Set problem — Format the lines from the first one through the line that contains "286, 247, 289]" as a Markdown table with the columns No. and Line, one row per line and no rows for blank lines.

Task input —
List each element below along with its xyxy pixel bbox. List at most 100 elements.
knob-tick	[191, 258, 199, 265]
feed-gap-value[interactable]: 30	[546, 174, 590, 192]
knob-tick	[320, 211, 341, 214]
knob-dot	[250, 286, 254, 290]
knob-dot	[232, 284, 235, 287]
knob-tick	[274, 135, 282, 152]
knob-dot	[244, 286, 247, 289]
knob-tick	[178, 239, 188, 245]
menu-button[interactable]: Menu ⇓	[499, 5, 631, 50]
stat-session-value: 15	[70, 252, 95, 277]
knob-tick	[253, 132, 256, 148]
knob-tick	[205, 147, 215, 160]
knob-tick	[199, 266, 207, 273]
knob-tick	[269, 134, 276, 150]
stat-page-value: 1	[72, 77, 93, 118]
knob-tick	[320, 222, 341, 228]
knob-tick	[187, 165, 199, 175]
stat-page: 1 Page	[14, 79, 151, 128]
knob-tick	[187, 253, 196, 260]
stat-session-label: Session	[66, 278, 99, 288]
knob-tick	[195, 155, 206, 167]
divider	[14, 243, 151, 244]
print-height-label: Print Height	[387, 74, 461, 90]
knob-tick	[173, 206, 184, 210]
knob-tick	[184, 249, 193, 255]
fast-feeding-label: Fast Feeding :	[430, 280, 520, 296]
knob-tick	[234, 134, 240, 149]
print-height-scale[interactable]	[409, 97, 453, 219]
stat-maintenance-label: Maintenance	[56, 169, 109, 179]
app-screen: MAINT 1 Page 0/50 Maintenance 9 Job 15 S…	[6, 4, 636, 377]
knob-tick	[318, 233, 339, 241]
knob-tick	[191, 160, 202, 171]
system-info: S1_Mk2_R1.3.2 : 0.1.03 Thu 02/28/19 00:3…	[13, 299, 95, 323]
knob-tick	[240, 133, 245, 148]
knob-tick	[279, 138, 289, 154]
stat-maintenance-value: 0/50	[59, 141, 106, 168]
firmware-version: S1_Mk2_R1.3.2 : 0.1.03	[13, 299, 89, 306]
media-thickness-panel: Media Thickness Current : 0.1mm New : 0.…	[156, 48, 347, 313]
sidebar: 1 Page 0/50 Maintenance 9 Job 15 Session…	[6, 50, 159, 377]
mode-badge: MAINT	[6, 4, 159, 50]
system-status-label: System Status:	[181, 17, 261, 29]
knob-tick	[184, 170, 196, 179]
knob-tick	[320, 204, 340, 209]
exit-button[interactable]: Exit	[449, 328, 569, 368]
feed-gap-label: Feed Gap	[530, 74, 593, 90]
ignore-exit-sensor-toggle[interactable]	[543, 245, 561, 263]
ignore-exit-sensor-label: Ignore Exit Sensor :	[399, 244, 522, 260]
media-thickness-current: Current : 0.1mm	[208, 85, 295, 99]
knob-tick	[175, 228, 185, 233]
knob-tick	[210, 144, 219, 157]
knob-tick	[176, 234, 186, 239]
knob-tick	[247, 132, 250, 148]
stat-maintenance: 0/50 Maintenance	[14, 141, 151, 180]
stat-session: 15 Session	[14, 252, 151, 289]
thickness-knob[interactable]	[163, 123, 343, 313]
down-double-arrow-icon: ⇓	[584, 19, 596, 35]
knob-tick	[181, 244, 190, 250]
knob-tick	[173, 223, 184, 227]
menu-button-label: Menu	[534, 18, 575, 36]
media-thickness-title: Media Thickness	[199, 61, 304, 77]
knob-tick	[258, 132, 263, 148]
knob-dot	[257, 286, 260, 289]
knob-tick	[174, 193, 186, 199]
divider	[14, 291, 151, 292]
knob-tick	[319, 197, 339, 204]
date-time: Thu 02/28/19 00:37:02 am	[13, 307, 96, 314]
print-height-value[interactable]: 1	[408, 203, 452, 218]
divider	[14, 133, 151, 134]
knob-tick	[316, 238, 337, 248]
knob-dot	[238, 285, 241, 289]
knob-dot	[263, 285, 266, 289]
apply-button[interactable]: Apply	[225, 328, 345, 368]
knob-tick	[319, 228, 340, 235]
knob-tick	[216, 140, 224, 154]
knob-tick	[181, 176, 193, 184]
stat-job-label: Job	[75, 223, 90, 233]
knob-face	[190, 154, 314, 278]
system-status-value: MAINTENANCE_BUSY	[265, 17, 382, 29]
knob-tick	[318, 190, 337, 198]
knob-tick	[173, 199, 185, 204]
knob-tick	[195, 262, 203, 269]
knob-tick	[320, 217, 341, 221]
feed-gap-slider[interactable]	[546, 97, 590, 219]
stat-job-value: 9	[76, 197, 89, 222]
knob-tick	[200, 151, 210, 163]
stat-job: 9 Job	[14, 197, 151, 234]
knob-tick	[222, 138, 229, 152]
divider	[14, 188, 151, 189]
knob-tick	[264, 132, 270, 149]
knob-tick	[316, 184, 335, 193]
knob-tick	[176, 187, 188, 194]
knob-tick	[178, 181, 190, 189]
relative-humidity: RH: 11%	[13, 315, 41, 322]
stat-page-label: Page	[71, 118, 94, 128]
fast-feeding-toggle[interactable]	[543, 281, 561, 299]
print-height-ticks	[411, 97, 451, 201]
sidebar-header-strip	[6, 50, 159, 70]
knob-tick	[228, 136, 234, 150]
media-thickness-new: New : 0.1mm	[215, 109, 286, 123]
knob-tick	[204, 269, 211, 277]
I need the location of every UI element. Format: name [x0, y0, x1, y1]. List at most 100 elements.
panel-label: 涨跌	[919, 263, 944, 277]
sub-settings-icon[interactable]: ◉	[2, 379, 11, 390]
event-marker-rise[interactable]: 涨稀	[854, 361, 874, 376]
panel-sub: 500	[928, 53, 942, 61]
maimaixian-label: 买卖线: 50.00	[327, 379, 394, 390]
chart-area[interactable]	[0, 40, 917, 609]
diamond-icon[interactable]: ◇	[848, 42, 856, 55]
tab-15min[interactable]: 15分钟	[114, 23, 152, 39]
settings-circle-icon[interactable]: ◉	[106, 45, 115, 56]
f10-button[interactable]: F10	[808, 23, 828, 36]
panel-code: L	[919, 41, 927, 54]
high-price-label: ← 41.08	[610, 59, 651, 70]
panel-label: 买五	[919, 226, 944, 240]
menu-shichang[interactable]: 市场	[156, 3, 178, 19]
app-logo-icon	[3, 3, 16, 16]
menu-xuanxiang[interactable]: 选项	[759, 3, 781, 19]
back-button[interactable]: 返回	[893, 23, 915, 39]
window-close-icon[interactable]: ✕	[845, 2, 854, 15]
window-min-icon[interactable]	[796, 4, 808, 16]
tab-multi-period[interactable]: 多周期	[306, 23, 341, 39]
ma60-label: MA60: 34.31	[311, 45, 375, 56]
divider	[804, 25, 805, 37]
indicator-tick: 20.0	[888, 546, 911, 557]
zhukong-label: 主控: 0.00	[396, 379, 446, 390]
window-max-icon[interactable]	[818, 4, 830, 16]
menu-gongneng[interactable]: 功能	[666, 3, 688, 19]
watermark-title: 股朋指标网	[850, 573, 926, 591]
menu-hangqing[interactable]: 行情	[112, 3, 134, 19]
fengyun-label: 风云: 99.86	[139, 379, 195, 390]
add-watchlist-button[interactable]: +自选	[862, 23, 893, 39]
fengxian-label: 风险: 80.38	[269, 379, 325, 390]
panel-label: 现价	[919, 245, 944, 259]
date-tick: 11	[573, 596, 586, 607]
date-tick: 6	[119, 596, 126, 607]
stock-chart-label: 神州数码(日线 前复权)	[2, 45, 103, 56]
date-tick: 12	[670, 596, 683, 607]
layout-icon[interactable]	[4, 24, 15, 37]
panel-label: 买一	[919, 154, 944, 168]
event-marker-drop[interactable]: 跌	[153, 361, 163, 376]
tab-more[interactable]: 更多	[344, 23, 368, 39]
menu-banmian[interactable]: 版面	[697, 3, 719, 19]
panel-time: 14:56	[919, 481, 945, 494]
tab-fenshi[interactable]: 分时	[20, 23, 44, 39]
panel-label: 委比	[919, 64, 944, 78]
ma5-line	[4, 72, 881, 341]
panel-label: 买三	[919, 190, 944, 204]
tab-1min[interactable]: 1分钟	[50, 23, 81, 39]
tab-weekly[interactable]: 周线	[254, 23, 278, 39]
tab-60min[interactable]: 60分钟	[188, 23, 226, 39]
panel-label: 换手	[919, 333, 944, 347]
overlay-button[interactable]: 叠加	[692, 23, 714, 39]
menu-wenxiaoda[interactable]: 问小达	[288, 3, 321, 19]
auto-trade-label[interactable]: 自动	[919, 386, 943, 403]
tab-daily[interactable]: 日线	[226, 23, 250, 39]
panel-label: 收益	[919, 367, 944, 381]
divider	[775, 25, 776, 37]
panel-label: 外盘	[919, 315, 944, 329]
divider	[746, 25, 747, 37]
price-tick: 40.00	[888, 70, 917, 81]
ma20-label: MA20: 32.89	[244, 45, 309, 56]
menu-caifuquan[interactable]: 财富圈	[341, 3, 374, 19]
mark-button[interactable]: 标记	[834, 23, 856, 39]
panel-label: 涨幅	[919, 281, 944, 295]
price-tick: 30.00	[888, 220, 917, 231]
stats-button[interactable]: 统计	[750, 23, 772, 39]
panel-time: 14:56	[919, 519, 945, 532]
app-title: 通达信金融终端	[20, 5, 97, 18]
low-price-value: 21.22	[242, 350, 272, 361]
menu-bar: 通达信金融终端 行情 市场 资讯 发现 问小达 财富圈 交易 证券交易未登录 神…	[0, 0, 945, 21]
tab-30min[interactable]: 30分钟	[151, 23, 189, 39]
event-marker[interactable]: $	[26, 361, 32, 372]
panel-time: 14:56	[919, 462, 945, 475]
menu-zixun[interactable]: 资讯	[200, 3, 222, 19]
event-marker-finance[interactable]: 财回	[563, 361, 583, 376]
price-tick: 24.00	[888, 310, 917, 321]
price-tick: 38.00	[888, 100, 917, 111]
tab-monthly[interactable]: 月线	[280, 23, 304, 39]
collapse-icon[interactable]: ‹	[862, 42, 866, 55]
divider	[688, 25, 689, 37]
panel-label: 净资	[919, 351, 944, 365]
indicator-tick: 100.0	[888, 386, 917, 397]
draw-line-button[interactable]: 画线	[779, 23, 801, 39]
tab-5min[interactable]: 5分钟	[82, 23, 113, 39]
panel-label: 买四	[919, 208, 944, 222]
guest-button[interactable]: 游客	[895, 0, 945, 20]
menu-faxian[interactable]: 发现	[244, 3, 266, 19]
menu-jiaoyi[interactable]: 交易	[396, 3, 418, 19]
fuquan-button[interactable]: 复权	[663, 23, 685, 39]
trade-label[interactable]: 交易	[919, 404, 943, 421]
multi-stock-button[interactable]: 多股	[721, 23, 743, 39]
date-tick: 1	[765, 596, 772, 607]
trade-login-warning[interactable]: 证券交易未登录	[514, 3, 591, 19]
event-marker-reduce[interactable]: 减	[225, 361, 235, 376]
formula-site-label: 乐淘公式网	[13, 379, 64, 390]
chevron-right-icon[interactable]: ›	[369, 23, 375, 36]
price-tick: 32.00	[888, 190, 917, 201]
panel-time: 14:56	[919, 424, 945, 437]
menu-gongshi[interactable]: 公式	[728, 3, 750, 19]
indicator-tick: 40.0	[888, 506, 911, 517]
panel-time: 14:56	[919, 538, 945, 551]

Solution to this exercise —
| No. | Line |
|---|---|
| 1 | List each element below along with its xyxy pixel bbox. List at most 100 elements. |
| 2 | knob-tick	[191, 258, 199, 265] |
| 3 | feed-gap-value[interactable]: 30	[546, 174, 590, 192] |
| 4 | knob-tick	[320, 211, 341, 214] |
| 5 | knob-dot	[250, 286, 254, 290] |
| 6 | knob-dot	[232, 284, 235, 287] |
| 7 | knob-tick	[274, 135, 282, 152] |
| 8 | knob-dot	[244, 286, 247, 289] |